## WHAT IS NEEDED:
Report only how many lines hold the word "test".

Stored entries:
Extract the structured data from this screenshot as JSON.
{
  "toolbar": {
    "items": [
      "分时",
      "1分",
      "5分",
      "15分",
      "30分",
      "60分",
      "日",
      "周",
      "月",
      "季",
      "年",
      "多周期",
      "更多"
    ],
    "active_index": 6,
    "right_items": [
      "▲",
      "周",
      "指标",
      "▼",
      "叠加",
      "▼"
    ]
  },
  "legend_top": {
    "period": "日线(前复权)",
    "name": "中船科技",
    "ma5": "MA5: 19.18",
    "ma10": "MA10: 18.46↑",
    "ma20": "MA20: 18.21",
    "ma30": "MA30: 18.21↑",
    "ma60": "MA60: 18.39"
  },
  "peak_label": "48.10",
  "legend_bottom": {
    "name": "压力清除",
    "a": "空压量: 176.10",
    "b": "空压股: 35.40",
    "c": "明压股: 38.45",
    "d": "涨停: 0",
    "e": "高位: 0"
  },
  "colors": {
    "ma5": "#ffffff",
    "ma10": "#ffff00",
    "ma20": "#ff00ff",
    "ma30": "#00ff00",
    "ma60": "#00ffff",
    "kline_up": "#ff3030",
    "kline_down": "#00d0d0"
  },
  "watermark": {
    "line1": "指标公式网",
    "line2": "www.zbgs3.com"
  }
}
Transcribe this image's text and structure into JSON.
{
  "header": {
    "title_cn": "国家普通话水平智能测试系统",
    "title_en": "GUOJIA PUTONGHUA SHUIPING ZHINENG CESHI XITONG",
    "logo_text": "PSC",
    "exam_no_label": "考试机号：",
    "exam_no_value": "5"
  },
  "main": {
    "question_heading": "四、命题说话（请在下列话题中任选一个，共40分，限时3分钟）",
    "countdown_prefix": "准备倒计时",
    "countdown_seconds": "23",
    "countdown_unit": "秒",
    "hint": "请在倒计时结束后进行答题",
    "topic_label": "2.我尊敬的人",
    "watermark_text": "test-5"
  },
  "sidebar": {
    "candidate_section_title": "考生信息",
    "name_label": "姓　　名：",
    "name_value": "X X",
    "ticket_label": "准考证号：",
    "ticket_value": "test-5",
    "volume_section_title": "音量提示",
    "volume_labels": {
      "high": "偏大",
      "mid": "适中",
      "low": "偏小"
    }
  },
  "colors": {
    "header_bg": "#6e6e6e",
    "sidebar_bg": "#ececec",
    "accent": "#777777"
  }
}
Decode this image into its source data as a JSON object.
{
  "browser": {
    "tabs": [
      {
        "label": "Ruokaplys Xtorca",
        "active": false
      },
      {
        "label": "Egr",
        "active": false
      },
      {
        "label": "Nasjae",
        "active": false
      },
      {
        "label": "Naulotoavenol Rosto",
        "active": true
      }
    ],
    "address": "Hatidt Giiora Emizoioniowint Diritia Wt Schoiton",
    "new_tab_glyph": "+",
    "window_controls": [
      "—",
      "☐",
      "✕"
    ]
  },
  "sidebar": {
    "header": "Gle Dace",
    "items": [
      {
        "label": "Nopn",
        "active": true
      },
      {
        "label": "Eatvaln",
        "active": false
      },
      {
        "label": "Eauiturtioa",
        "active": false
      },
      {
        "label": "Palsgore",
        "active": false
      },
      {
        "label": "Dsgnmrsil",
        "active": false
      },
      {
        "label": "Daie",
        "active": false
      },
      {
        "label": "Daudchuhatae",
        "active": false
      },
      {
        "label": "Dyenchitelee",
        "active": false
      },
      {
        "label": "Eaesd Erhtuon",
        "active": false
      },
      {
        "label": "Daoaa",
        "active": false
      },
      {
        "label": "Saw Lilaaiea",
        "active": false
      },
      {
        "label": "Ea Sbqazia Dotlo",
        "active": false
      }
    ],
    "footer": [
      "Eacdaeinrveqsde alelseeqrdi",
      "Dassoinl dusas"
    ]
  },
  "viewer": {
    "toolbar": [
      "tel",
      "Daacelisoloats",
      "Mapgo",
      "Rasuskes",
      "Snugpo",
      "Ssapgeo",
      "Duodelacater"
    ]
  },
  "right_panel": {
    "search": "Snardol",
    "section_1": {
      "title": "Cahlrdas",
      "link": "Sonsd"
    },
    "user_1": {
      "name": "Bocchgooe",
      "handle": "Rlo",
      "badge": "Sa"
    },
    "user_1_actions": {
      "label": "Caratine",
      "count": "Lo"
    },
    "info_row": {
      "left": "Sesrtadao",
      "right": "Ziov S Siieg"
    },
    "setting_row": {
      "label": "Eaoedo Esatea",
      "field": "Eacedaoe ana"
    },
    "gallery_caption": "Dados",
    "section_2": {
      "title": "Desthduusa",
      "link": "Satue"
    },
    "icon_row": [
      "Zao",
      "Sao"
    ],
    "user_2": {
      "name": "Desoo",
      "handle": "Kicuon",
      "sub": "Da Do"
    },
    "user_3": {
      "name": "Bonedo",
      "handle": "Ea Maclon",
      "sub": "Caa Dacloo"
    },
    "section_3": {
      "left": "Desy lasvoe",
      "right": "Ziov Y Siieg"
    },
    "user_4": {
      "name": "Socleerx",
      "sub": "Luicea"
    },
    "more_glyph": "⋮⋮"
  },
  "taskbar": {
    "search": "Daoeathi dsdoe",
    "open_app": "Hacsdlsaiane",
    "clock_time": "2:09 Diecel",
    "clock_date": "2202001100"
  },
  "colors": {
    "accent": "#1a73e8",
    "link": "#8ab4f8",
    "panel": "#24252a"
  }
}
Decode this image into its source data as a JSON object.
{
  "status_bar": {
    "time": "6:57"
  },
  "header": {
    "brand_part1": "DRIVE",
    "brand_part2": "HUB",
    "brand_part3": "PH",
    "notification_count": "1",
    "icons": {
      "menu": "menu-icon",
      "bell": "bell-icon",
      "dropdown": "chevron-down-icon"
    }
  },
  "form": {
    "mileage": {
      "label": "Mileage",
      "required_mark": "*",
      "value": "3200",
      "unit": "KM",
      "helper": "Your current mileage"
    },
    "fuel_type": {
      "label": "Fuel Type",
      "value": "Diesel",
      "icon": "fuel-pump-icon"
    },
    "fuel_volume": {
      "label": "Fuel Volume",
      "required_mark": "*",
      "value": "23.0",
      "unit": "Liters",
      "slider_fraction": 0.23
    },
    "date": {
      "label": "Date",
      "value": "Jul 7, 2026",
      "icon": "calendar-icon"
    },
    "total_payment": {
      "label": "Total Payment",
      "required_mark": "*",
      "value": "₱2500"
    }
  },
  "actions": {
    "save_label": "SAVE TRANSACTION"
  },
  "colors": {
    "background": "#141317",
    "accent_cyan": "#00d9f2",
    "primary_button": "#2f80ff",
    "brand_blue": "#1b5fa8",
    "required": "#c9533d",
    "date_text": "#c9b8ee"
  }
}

## WORKED SOLUTION:
2